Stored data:
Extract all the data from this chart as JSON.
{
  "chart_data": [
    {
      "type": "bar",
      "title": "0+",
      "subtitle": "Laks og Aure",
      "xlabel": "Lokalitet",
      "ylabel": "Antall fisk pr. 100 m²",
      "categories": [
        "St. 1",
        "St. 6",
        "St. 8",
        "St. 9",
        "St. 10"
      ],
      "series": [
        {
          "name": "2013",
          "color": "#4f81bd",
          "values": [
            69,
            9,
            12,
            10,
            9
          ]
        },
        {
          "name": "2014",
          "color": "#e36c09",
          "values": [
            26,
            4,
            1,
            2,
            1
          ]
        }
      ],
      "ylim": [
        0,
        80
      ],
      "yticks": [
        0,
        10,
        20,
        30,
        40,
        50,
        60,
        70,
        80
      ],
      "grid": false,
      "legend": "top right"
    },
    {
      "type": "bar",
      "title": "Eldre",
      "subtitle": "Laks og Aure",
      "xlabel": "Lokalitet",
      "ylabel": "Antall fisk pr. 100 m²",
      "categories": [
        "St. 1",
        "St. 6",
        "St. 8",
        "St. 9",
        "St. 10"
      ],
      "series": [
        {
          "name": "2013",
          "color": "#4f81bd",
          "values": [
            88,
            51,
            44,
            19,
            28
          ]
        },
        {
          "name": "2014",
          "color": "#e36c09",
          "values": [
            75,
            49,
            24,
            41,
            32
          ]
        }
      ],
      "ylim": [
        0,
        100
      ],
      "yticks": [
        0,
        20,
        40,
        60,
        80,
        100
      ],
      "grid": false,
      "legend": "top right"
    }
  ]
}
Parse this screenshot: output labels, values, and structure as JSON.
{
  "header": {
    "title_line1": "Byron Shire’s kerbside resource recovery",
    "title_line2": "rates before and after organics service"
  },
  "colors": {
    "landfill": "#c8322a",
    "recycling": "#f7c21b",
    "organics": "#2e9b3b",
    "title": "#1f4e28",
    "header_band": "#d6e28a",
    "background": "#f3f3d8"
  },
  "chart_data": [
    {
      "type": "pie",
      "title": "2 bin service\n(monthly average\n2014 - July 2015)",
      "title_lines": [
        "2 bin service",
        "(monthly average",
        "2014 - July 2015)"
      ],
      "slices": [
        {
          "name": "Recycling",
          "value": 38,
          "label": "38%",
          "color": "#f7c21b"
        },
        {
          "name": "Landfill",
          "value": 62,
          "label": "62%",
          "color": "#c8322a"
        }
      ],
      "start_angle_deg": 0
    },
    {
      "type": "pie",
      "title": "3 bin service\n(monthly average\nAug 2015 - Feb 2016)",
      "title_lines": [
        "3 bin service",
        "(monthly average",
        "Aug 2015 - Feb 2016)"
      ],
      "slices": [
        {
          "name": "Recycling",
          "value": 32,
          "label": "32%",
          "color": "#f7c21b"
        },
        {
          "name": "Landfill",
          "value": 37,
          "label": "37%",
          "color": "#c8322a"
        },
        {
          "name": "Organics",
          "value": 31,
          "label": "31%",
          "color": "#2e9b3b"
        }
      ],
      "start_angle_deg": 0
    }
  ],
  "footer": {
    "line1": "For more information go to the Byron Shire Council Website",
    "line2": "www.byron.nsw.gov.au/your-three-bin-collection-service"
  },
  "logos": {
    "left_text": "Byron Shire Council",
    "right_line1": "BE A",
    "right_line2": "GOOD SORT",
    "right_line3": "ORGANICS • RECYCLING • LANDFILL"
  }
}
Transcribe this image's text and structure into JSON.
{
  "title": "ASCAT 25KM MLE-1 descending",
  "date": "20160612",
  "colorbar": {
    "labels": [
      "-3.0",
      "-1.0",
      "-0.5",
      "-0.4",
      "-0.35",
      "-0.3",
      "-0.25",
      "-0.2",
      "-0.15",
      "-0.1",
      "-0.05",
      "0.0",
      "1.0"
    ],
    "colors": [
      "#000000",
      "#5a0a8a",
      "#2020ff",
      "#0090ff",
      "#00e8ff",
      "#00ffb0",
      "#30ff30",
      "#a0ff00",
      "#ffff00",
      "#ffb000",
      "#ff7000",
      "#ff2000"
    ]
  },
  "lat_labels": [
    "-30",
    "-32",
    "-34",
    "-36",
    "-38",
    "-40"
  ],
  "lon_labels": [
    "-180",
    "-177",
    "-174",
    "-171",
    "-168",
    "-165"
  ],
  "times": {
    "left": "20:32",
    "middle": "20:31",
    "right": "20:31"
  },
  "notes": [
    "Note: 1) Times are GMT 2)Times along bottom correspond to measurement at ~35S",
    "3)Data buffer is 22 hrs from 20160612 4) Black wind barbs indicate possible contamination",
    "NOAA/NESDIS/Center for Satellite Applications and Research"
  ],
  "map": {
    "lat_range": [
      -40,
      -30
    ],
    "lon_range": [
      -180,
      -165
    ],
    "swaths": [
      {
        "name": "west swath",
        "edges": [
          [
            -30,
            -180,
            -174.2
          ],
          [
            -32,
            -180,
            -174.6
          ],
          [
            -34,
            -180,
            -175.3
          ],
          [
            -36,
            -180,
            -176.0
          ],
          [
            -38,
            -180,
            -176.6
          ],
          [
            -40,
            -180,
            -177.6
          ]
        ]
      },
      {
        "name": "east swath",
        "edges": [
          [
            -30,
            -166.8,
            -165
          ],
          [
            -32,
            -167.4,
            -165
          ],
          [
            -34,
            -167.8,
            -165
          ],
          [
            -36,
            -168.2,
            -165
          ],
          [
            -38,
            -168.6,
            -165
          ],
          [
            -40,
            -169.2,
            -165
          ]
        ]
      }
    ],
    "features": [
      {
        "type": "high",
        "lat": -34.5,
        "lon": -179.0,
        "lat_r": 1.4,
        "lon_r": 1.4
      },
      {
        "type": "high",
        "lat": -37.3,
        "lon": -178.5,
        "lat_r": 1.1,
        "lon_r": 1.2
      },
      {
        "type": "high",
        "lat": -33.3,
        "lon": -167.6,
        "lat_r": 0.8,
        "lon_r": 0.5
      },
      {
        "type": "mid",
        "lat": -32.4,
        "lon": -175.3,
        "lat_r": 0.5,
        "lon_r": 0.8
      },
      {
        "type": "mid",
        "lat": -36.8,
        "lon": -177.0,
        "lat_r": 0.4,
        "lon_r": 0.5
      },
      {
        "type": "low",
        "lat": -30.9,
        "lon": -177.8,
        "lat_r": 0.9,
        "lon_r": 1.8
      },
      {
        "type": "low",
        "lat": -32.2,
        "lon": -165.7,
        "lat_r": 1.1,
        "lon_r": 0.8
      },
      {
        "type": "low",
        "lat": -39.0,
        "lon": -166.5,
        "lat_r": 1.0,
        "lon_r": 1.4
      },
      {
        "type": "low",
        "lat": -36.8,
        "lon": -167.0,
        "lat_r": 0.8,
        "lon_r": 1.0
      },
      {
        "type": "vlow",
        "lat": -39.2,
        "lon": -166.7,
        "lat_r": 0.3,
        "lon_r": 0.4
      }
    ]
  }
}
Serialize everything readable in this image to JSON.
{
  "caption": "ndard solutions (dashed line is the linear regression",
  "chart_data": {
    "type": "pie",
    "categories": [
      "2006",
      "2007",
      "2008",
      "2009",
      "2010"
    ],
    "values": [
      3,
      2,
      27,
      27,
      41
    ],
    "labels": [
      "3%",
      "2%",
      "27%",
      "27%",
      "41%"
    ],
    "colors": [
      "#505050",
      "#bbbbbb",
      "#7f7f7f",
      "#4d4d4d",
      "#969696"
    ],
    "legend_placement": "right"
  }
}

WHAT IS BEING ASKED:
Please set down all the data word for word.

ANSWER IN FULL:
Extract all the data from this chart as JSON.
{
  "chart_data": [
    {
      "type": "bar",
      "title": "0+",
      "subtitle": "Laks og Aure",
      "xlabel": "Lokalitet",
      "ylabel": "Antall fisk pr. 100 m²",
      "categories": [
        "St. 1",
        "St. 6",
        "St. 8",
        "St. 9",
        "St. 10"
      ],
      "series": [
        {
          "name": "2013",
          "color": "#4f81bd",
          "values": [
            69,
            9,
            12,
            10,
            9
          ]
        },
        {
          "name": "2014",
          "color": "#e36c09",
          "values": [
            26,
            4,
            1,
            2,
            1
          ]
        }
      ],
      "ylim": [
        0,
        80
      ],
      "yticks": [
        0,
        10,
        20,
        30,
        40,
        50,
        60,
        70,
        80
      ],
      "grid": false,
      "legend": "top right"
    },
    {
      "type": "bar",
      "title": "Eldre",
      "subtitle": "Laks og Aure",
      "xlabel": "Lokalitet",
      "ylabel": "Antall fisk pr. 100 m²",
      "categories": [
        "St. 1",
        "St. 6",
        "St. 8",
        "St. 9",
        "St. 10"
      ],
      "series": [
        {
          "name": "2013",
          "color": "#4f81bd",
          "values": [
            88,
            51,
            44,
            19,
            28
          ]
        },
        {
          "name": "2014",
          "color": "#e36c09",
          "values": [
            75,
            49,
            24,
            41,
            32
          ]
        }
      ],
      "ylim": [
        0,
        100
      ],
      "yticks": [
        0,
        20,
        40,
        60,
        80,
        100
      ],
      "grid": false,
      "legend": "top right"
    }
  ]
}
Parse this screenshot: output labels, values, and structure as JSON.
{
  "header": {
    "title_line1": "Byron Shire’s kerbside resource recovery",
    "title_line2": "rates before and after organics service"
  },
  "colors": {
    "landfill": "#c8322a",
    "recycling": "#f7c21b",
    "organics": "#2e9b3b",
    "title": "#1f4e28",
    "header_band": "#d6e28a",
    "background": "#f3f3d8"
  },
  "chart_data": [
    {
      "type": "pie",
      "title": "2 bin service\n(monthly average\n2014 - July 2015)",
      "title_lines": [
        "2 bin service",
        "(monthly average",
        "2014 - July 2015)"
      ],
      "slices": [
        {
          "name": "Recycling",
          "value": 38,
          "label": "38%",
          "color": "#f7c21b"
        },
        {
          "name": "Landfill",
          "value": 62,
          "label": "62%",
          "color": "#c8322a"
        }
      ],
      "start_angle_deg": 0
    },
    {
      "type": "pie",
      "title": "3 bin service\n(monthly average\nAug 2015 - Feb 2016)",
      "title_lines": [
        "3 bin service",
        "(monthly average",
        "Aug 2015 - Feb 2016)"
      ],
      "slices": [
        {
          "name": "Recycling",
          "value": 32,
          "label": "32%",
          "color": "#f7c21b"
        },
        {
          "name": "Landfill",
          "value": 37,
          "label": "37%",
          "color": "#c8322a"
        },
        {
          "name": "Organics",
          "value": 31,
          "label": "31%",
          "color": "#2e9b3b"
        }
      ],
      "start_angle_deg": 0
    }
  ],
  "footer": {
    "line1": "For more information go to the Byron Shire Council Website",
    "line2": "www.byron.nsw.gov.au/your-three-bin-collection-service"
  },
  "logos": {
    "left_text": "Byron Shire Council",
    "right_line1": "BE A",
    "right_line2": "GOOD SORT",
    "right_line3": "ORGANICS • RECYCLING • LANDFILL"
  }
}
Transcribe this image's text and structure into JSON.
{
  "title": "ASCAT 25KM MLE-1 descending",
  "date": "20160612",
  "colorbar": {
    "labels": [
      "-3.0",
      "-1.0",
      "-0.5",
      "-0.4",
      "-0.35",
      "-0.3",
      "-0.25",
      "-0.2",
      "-0.15",
      "-0.1",
      "-0.05",
      "0.0",
      "1.0"
    ],
    "colors": [
      "#000000",
      "#5a0a8a",
      "#2020ff",
      "#0090ff",
      "#00e8ff",
      "#00ffb0",
      "#30ff30",
      "#a0ff00",
      "#ffff00",
      "#ffb000",
      "#ff7000",
      "#ff2000"
    ]
  },
  "lat_labels": [
    "-30",
    "-32",
    "-34",
    "-36",
    "-38",
    "-40"
  ],
  "lon_labels": [
    "-180",
    "-177",
    "-174",
    "-171",
    "-168",
    "-165"
  ],
  "times": {
    "left": "20:32",
    "middle": "20:31",
    "right": "20:31"
  },
  "notes": [
    "Note: 1) Times are GMT 2)Times along bottom correspond to measurement at ~35S",
    "3)Data buffer is 22 hrs from 20160612 4) Black wind barbs indicate possible contamination",
    "NOAA/NESDIS/Center for Satellite Applications and Research"
  ],
  "map": {
    "lat_range": [
      -40,
      -30
    ],
    "lon_range": [
      -180,
      -165
    ],
    "swaths": [
      {
        "name": "west swath",
        "edges": [
          [
            -30,
            -180,
            -174.2
          ],
          [
            -32,
            -180,
            -174.6
          ],
          [
            -34,
            -180,
            -175.3
          ],
          [
            -36,
            -180,
            -176.0
          ],
          [
            -38,
            -180,
            -176.6
          ],
          [
            -40,
            -180,
            -177.6
          ]
        ]
      },
      {
        "name": "east swath",
        "edges": [
          [
            -30,
            -166.8,
            -165
          ],
          [
            -32,
            -167.4,
            -165
          ],
          [
            -34,
            -167.8,
            -165
          ],
          [
            -36,
            -168.2,
            -165
          ],
          [
            -38,
            -168.6,
            -165
          ],
          [
            -40,
            -169.2,
            -165
          ]
        ]
      }
    ],
    "features": [
      {
        "type": "high",
        "lat": -34.5,
        "lon": -179.0,
        "lat_r": 1.4,
        "lon_r": 1.4
      },
      {
        "type": "high",
        "lat": -37.3,
        "lon": -178.5,
        "lat_r": 1.1,
        "lon_r": 1.2
      },
      {
        "type": "high",
        "lat": -33.3,
        "lon": -167.6,
        "lat_r": 0.8,
        "lon_r": 0.5
      },
      {
        "type": "mid",
        "lat": -32.4,
        "lon": -175.3,
        "lat_r": 0.5,
        "lon_r": 0.8
      },
      {
        "type": "mid",
        "lat": -36.8,
        "lon": -177.0,
        "lat_r": 0.4,
        "lon_r": 0.5
      },
      {
        "type": "low",
        "lat": -30.9,
        "lon": -177.8,
        "lat_r": 0.9,
        "lon_r": 1.8
      },
      {
        "type": "low",
        "lat": -32.2,
        "lon": -165.7,
        "lat_r": 1.1,
        "lon_r": 0.8
      },
      {
        "type": "low",
        "lat": -39.0,
        "lon": -166.5,
        "lat_r": 1.0,
        "lon_r": 1.4
      },
      {
        "type": "low",
        "lat": -36.8,
        "lon": -167.0,
        "lat_r": 0.8,
        "lon_r": 1.0
      },
      {
        "type": "vlow",
        "lat": -39.2,
        "lon": -166.7,
        "lat_r": 0.3,
        "lon_r": 0.4
      }
    ]
  }
}
Serialize everything readable in this image to JSON.
{
  "caption": "ndard solutions (dashed line is the linear regression",
  "chart_data": {
    "type": "pie",
    "categories": [
      "2006",
      "2007",
      "2008",
      "2009",
      "2010"
    ],
    "values": [
      3,
      2,
      27,
      27,
      41
    ],
    "labels": [
      "3%",
      "2%",
      "27%",
      "27%",
      "41%"
    ],
    "colors": [
      "#505050",
      "#bbbbbb",
      "#7f7f7f",
      "#4d4d4d",
      "#969696"
    ],
    "legend_placement": "right"
  }
}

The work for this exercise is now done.